*Exercise brief*. Each line below must be set down exactly; omit any image you find.

##### Dataset records #####

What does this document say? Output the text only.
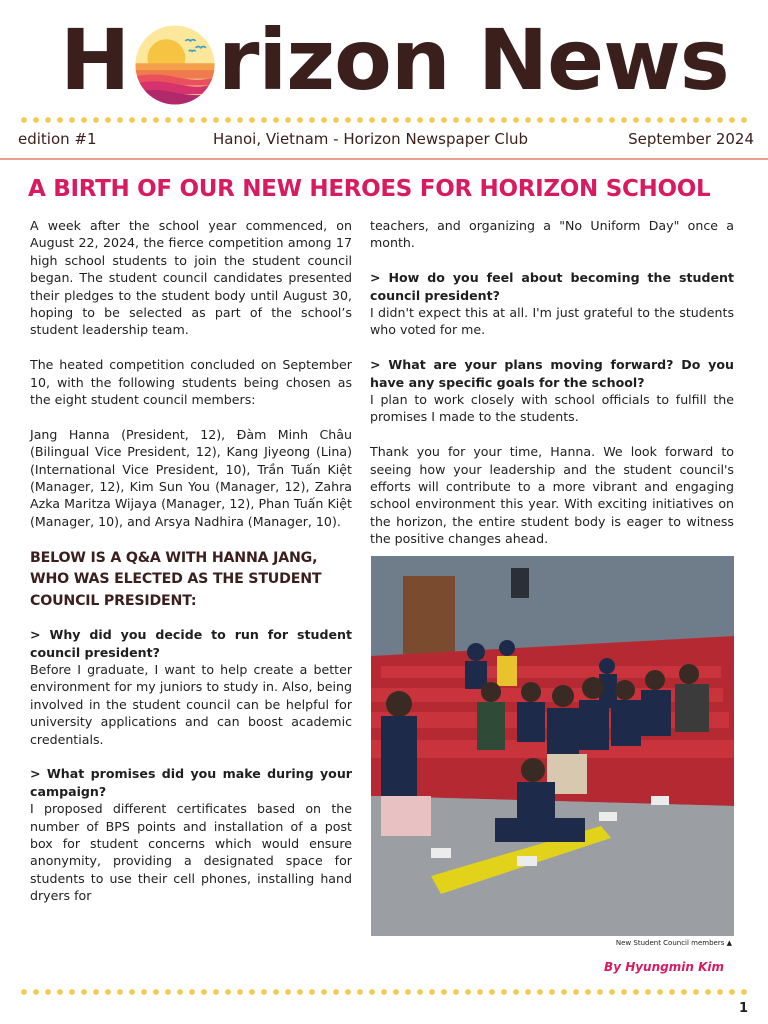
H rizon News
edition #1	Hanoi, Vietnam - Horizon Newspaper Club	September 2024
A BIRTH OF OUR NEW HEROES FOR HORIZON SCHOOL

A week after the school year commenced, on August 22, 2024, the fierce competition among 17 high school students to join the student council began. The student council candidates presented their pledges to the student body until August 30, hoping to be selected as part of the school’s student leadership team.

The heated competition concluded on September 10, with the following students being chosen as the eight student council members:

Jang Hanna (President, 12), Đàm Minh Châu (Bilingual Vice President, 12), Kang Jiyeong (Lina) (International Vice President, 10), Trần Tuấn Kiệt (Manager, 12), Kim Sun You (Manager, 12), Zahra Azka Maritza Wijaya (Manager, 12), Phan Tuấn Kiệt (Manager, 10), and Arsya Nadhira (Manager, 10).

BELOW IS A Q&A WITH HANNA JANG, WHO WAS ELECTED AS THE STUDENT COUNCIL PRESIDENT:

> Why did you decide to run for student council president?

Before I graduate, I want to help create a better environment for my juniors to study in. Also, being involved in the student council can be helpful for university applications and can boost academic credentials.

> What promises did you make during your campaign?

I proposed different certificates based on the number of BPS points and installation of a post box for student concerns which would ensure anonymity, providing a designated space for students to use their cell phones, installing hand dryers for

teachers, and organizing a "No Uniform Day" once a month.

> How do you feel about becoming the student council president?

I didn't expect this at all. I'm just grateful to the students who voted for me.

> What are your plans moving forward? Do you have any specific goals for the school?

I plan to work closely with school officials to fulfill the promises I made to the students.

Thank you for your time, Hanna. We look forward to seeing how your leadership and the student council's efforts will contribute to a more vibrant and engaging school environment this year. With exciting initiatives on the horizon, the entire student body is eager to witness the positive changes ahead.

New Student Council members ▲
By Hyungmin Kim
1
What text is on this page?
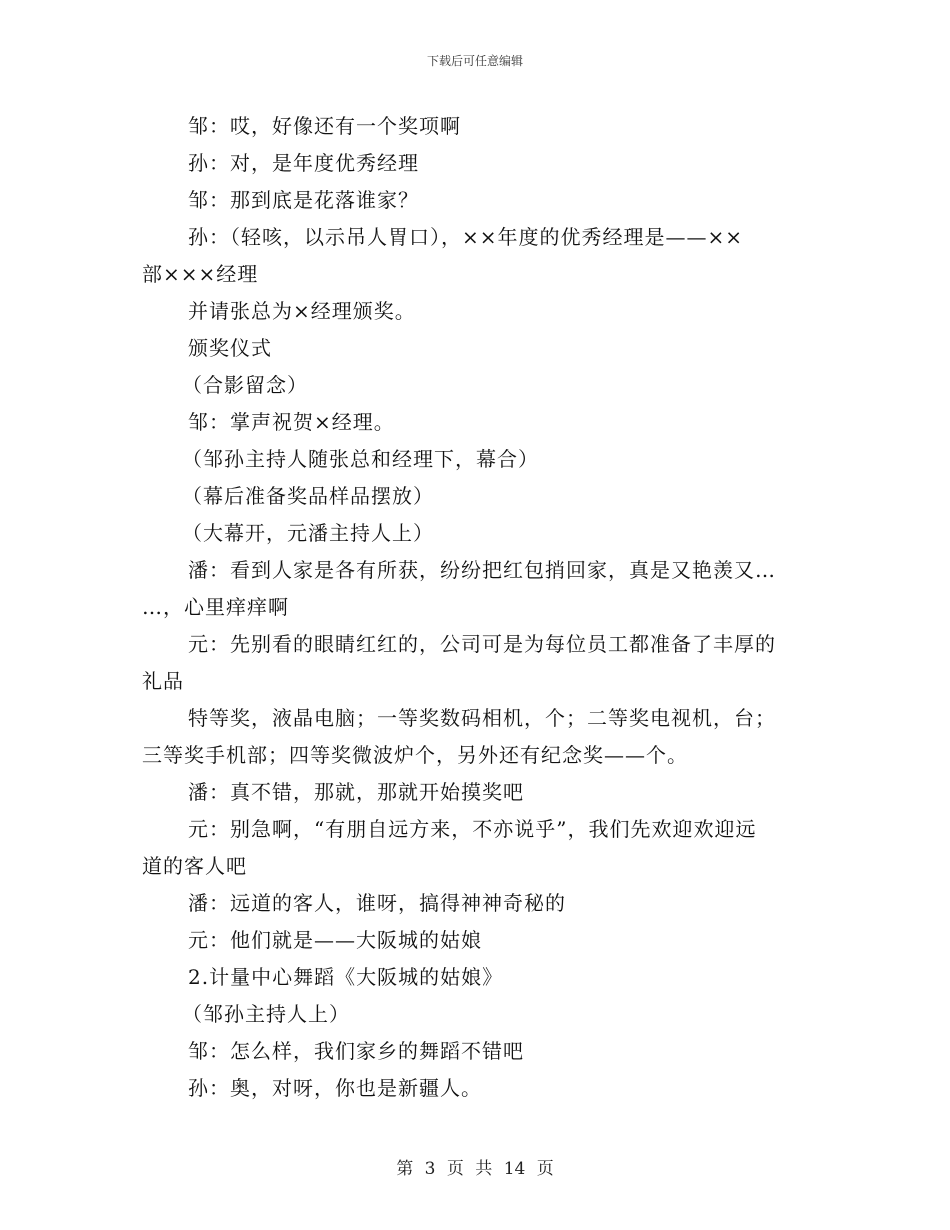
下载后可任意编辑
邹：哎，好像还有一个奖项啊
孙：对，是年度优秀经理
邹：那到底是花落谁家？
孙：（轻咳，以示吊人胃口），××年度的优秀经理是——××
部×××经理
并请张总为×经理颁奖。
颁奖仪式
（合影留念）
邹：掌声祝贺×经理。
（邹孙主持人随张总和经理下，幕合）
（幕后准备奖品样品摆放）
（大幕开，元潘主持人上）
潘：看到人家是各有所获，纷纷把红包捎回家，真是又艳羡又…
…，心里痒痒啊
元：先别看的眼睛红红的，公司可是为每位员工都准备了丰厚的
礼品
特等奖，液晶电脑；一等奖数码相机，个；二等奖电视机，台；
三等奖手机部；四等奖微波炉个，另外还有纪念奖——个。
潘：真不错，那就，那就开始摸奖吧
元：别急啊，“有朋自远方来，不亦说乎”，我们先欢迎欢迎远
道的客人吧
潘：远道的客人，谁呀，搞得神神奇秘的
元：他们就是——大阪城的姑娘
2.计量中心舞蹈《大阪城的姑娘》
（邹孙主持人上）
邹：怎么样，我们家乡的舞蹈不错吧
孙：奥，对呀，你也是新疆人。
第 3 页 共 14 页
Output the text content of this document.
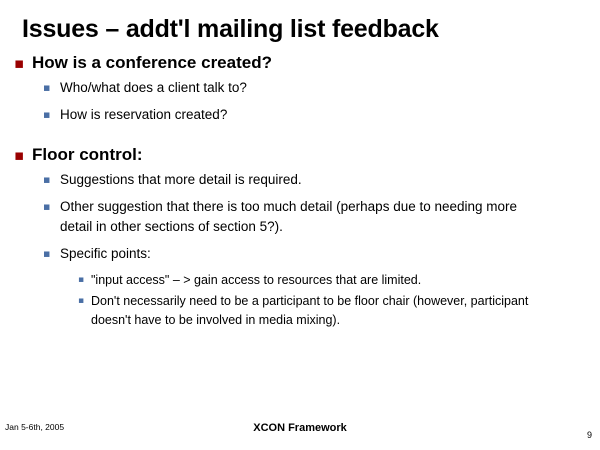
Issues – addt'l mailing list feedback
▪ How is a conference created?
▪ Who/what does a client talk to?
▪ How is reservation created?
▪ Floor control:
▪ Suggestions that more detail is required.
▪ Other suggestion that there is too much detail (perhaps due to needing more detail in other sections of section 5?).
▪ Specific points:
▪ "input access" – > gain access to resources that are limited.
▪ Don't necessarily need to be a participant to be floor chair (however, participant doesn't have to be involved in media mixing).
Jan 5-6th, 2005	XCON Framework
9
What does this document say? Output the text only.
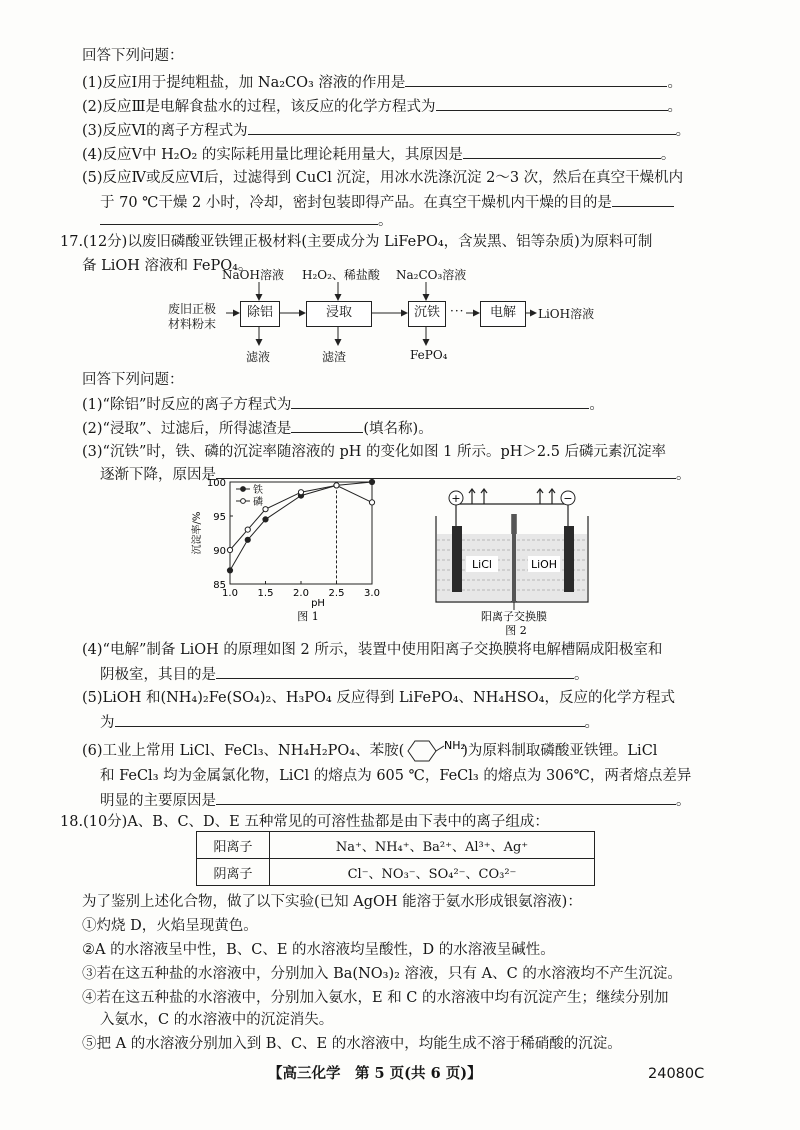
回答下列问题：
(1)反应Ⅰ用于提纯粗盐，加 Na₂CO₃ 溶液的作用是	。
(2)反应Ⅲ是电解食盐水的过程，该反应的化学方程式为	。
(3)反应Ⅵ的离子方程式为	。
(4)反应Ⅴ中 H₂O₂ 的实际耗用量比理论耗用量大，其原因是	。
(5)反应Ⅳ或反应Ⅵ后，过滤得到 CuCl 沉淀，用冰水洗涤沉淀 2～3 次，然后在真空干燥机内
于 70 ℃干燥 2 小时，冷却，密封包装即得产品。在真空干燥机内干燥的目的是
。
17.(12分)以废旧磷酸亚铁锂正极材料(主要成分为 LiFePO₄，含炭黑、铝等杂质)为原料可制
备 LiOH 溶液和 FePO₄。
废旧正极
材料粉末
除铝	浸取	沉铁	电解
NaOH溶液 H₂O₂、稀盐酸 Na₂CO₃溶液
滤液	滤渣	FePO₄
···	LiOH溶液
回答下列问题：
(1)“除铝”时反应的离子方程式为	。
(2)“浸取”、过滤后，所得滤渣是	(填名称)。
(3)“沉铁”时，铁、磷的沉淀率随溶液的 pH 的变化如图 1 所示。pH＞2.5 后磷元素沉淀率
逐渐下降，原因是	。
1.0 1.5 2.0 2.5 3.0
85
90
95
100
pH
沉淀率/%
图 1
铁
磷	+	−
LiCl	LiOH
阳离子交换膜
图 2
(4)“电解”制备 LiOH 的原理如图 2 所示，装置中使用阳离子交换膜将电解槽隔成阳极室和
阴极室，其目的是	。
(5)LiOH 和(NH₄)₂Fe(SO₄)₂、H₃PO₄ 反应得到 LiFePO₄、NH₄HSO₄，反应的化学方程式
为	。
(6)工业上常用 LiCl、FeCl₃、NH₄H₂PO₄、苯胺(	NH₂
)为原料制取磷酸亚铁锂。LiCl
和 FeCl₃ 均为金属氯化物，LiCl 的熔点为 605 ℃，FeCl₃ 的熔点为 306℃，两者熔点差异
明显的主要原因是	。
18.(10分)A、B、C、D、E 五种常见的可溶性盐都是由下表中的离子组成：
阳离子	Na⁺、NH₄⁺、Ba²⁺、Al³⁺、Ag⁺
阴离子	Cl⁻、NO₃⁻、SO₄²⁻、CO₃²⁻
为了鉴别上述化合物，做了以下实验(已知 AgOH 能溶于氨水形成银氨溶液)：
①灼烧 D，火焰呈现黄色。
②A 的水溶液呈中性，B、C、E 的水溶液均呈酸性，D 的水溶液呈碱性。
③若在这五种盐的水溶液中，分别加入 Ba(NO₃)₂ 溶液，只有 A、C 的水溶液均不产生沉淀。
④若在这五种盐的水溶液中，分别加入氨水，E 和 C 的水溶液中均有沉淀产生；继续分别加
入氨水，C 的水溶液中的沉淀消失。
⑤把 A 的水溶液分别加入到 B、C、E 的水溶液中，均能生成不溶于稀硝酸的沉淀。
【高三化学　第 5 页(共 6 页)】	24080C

#####

*In response*.
What does this document say? Output the text only.
H rizon News
edition #1	Hanoi, Vietnam - Horizon Newspaper Club	September 2024
A BIRTH OF OUR NEW HEROES FOR HORIZON SCHOOL

A week after the school year commenced, on August 22, 2024, the fierce competition among 17 high school students to join the student council began. The student council candidates presented their pledges to the student body until August 30, hoping to be selected as part of the school’s student leadership team.

The heated competition concluded on September 10, with the following students being chosen as the eight student council members:

Jang Hanna (President, 12), Đàm Minh Châu (Bilingual Vice President, 12), Kang Jiyeong (Lina) (International Vice President, 10), Trần Tuấn Kiệt (Manager, 12), Kim Sun You (Manager, 12), Zahra Azka Maritza Wijaya (Manager, 12), Phan Tuấn Kiệt (Manager, 10), and Arsya Nadhira (Manager, 10).

BELOW IS A Q&A WITH HANNA JANG, WHO WAS ELECTED AS THE STUDENT COUNCIL PRESIDENT:

> Why did you decide to run for student council president?

Before I graduate, I want to help create a better environment for my juniors to study in. Also, being involved in the student council can be helpful for university applications and can boost academic credentials.

> What promises did you make during your campaign?

I proposed different certificates based on the number of BPS points and installation of a post box for student concerns which would ensure anonymity, providing a designated space for students to use their cell phones, installing hand dryers for

teachers, and organizing a "No Uniform Day" once a month.

> How do you feel about becoming the student council president?

I didn't expect this at all. I'm just grateful to the students who voted for me.

> What are your plans moving forward? Do you have any specific goals for the school?

I plan to work closely with school officials to fulfill the promises I made to the students.

Thank you for your time, Hanna. We look forward to seeing how your leadership and the student council's efforts will contribute to a more vibrant and engaging school environment this year. With exciting initiatives on the horizon, the entire student body is eager to witness the positive changes ahead.

New Student Council members ▲
By Hyungmin Kim
1
What text is on this page?
下载后可任意编辑
邹：哎，好像还有一个奖项啊
孙：对，是年度优秀经理
邹：那到底是花落谁家？
孙：（轻咳，以示吊人胃口），××年度的优秀经理是——××
部×××经理
并请张总为×经理颁奖。
颁奖仪式
（合影留念）
邹：掌声祝贺×经理。
（邹孙主持人随张总和经理下，幕合）
（幕后准备奖品样品摆放）
（大幕开，元潘主持人上）
潘：看到人家是各有所获，纷纷把红包捎回家，真是又艳羡又…
…，心里痒痒啊
元：先别看的眼睛红红的，公司可是为每位员工都准备了丰厚的
礼品
特等奖，液晶电脑；一等奖数码相机，个；二等奖电视机，台；
三等奖手机部；四等奖微波炉个，另外还有纪念奖——个。
潘：真不错，那就，那就开始摸奖吧
元：别急啊，“有朋自远方来，不亦说乎”，我们先欢迎欢迎远
道的客人吧
潘：远道的客人，谁呀，搞得神神奇秘的
元：他们就是——大阪城的姑娘
2.计量中心舞蹈《大阪城的姑娘》
（邹孙主持人上）
邹：怎么样，我们家乡的舞蹈不错吧
孙：奥，对呀，你也是新疆人。
第 3 页 共 14 页
Output the text content of this document.
Issues – addt'l mailing list feedback
▪ How is a conference created?
▪ Who/what does a client talk to?
▪ How is reservation created?
▪ Floor control:
▪ Suggestions that more detail is required.
▪ Other suggestion that there is too much detail (perhaps due to needing more detail in other sections of section 5?).
▪ Specific points:
▪ "input access" – > gain access to resources that are limited.
▪ Don't necessarily need to be a participant to be floor chair (however, participant doesn't have to be involved in media mixing).
Jan 5-6th, 2005	XCON Framework
9
What does this document say? Output the text only.
回答下列问题：
(1)反应Ⅰ用于提纯粗盐，加 Na₂CO₃ 溶液的作用是	。
(2)反应Ⅲ是电解食盐水的过程，该反应的化学方程式为	。
(3)反应Ⅵ的离子方程式为	。
(4)反应Ⅴ中 H₂O₂ 的实际耗用量比理论耗用量大，其原因是	。
(5)反应Ⅳ或反应Ⅵ后，过滤得到 CuCl 沉淀，用冰水洗涤沉淀 2～3 次，然后在真空干燥机内
于 70 ℃干燥 2 小时，冷却，密封包装即得产品。在真空干燥机内干燥的目的是
。
17.(12分)以废旧磷酸亚铁锂正极材料(主要成分为 LiFePO₄，含炭黑、铝等杂质)为原料可制
备 LiOH 溶液和 FePO₄。
废旧正极
材料粉末
除铝	浸取	沉铁	电解
NaOH溶液 H₂O₂、稀盐酸 Na₂CO₃溶液
滤液	滤渣	FePO₄
···	LiOH溶液
回答下列问题：
(1)“除铝”时反应的离子方程式为	。
(2)“浸取”、过滤后，所得滤渣是	(填名称)。
(3)“沉铁”时，铁、磷的沉淀率随溶液的 pH 的变化如图 1 所示。pH＞2.5 后磷元素沉淀率
逐渐下降，原因是	。
1.0 1.5 2.0 2.5 3.0
85
90
95
100
pH
沉淀率/%
图 1
铁
磷	+	−
LiCl	LiOH
阳离子交换膜
图 2
(4)“电解”制备 LiOH 的原理如图 2 所示，装置中使用阳离子交换膜将电解槽隔成阳极室和
阴极室，其目的是	。
(5)LiOH 和(NH₄)₂Fe(SO₄)₂、H₃PO₄ 反应得到 LiFePO₄、NH₄HSO₄，反应的化学方程式
为	。
(6)工业上常用 LiCl、FeCl₃、NH₄H₂PO₄、苯胺(	NH₂
)为原料制取磷酸亚铁锂。LiCl
和 FeCl₃ 均为金属氯化物，LiCl 的熔点为 605 ℃，FeCl₃ 的熔点为 306℃，两者熔点差异
明显的主要原因是	。
18.(10分)A、B、C、D、E 五种常见的可溶性盐都是由下表中的离子组成：
阳离子	Na⁺、NH₄⁺、Ba²⁺、Al³⁺、Ag⁺
阴离子	Cl⁻、NO₃⁻、SO₄²⁻、CO₃²⁻
为了鉴别上述化合物，做了以下实验(已知 AgOH 能溶于氨水形成银氨溶液)：
①灼烧 D，火焰呈现黄色。
②A 的水溶液呈中性，B、C、E 的水溶液均呈酸性，D 的水溶液呈碱性。
③若在这五种盐的水溶液中，分别加入 Ba(NO₃)₂ 溶液，只有 A、C 的水溶液均不产生沉淀。
④若在这五种盐的水溶液中，分别加入氨水，E 和 C 的水溶液中均有沉淀产生；继续分别加
入氨水，C 的水溶液中的沉淀消失。
⑤把 A 的水溶液分别加入到 B、C、E 的水溶液中，均能生成不溶于稀硝酸的沉淀。
【高三化学　第 5 页(共 6 页)】	24080C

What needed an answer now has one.